-- Provided entries start --

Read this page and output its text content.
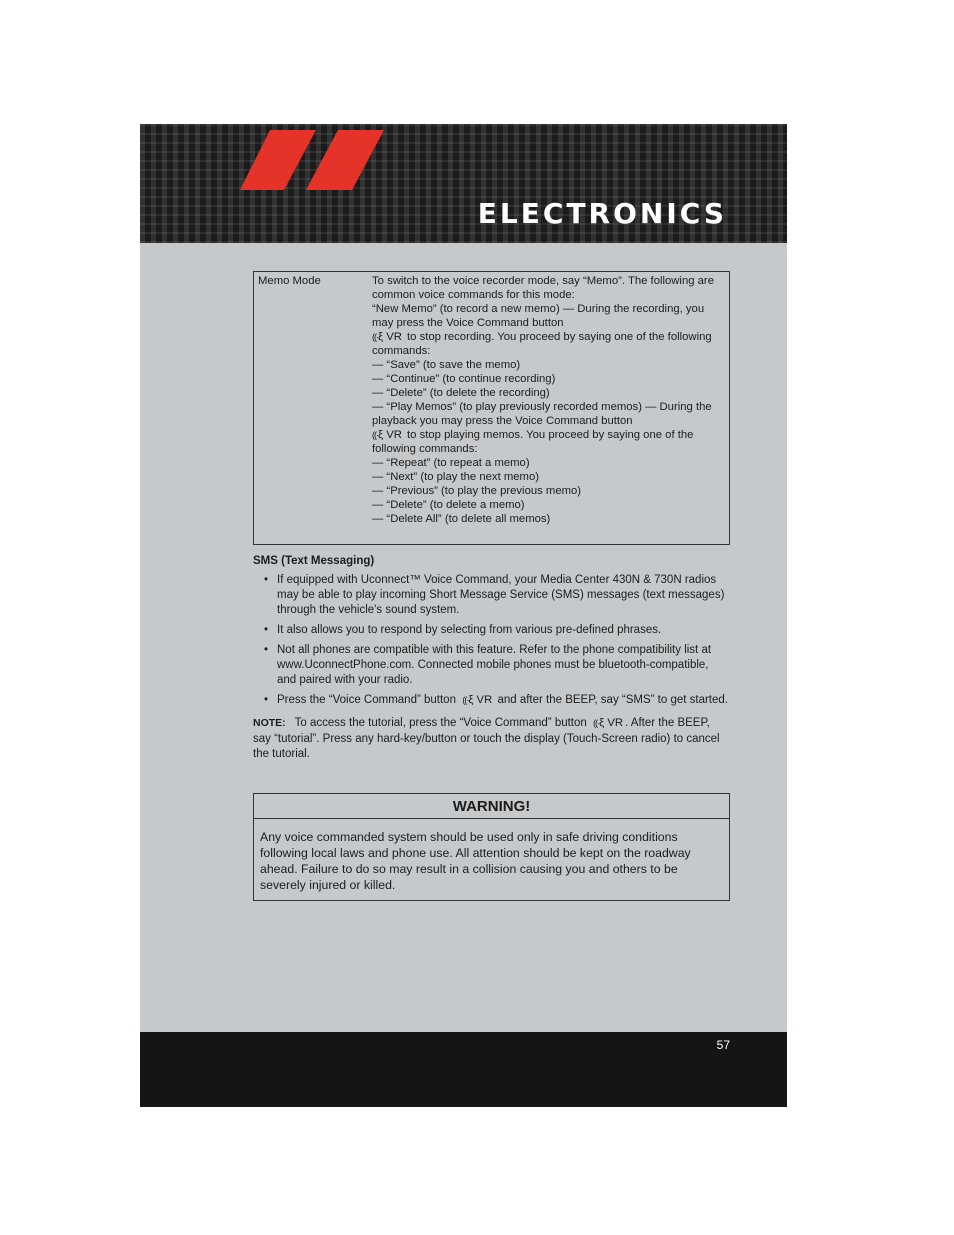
ELECTRONICS
Memo Mode	To switch to the voice recorder mode, say “Memo”. The following are common voice commands for this mode:

“New Memo” (to record a new memo) — During the recording, you may press the Voice Command button

((·ξ VR to stop recording. You proceed by saying one of the following commands:

— “Save” (to save the memo)

— “Continue” (to continue recording)

— “Delete” (to delete the recording)

— “Play Memos” (to play previously recorded memos) — During the playback you may press the Voice Command button

((·ξ VR to stop playing memos. You proceed by saying one of the following commands:

— “Repeat” (to repeat a memo)

— “Next” (to play the next memo)

— “Previous” (to play the previous memo)

— “Delete” (to delete a memo)

— “Delete All” (to delete all memos)

SMS (Text Messaging)
• If equipped with Uconnect™ Voice Command, your Media Center 430N & 730N radios may be able to play incoming Short Message Service (SMS) messages (text messages) through the vehicle's sound system.
• It also allows you to respond by selecting from various pre-defined phrases.
• Not all phones are compatible with this feature. Refer to the phone compatibility list at www.UconnectPhone.com. Connected mobile phones must be bluetooth-compatible, and paired with your radio.
• Press the “Voice Command” button ((·ξ VR and after the BEEP, say “SMS” to get started.
NOTE: To access the tutorial, press the “Voice Command” button ((·ξ VR . After the BEEP, say “tutorial”. Press any hard-key/button or touch the display (Touch-Screen radio) to cancel the tutorial.
WARNING!
Any voice commanded system should be used only in safe driving conditions following local laws and phone use. All attention should be kept on the roadway ahead. Failure to do so may result in a collision causing you and others to be severely injured or killed.
57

-- Provided entries end --

Given problem
Give back every line exactly as it stands, pictures excluded.

The completed task
Read this page and output its text content.
ELECTRONICS
Memo Mode	To switch to the voice recorder mode, say “Memo”. The following are common voice commands for this mode:

“New Memo” (to record a new memo) — During the recording, you may press the Voice Command button

((·ξ VR to stop recording. You proceed by saying one of the following commands:

— “Save” (to save the memo)

— “Continue” (to continue recording)

— “Delete” (to delete the recording)

— “Play Memos” (to play previously recorded memos) — During the playback you may press the Voice Command button

((·ξ VR to stop playing memos. You proceed by saying one of the following commands:

— “Repeat” (to repeat a memo)

— “Next” (to play the next memo)

— “Previous” (to play the previous memo)

— “Delete” (to delete a memo)

— “Delete All” (to delete all memos)

SMS (Text Messaging)
• If equipped with Uconnect™ Voice Command, your Media Center 430N & 730N radios may be able to play incoming Short Message Service (SMS) messages (text messages) through the vehicle's sound system.
• It also allows you to respond by selecting from various pre-defined phrases.
• Not all phones are compatible with this feature. Refer to the phone compatibility list at www.UconnectPhone.com. Connected mobile phones must be bluetooth-compatible, and paired with your radio.
• Press the “Voice Command” button ((·ξ VR and after the BEEP, say “SMS” to get started.
NOTE: To access the tutorial, press the “Voice Command” button ((·ξ VR . After the BEEP, say “tutorial”. Press any hard-key/button or touch the display (Touch-Screen radio) to cancel the tutorial.
WARNING!
Any voice commanded system should be used only in safe driving conditions following local laws and phone use. All attention should be kept on the roadway ahead. Failure to do so may result in a collision causing you and others to be severely injured or killed.
57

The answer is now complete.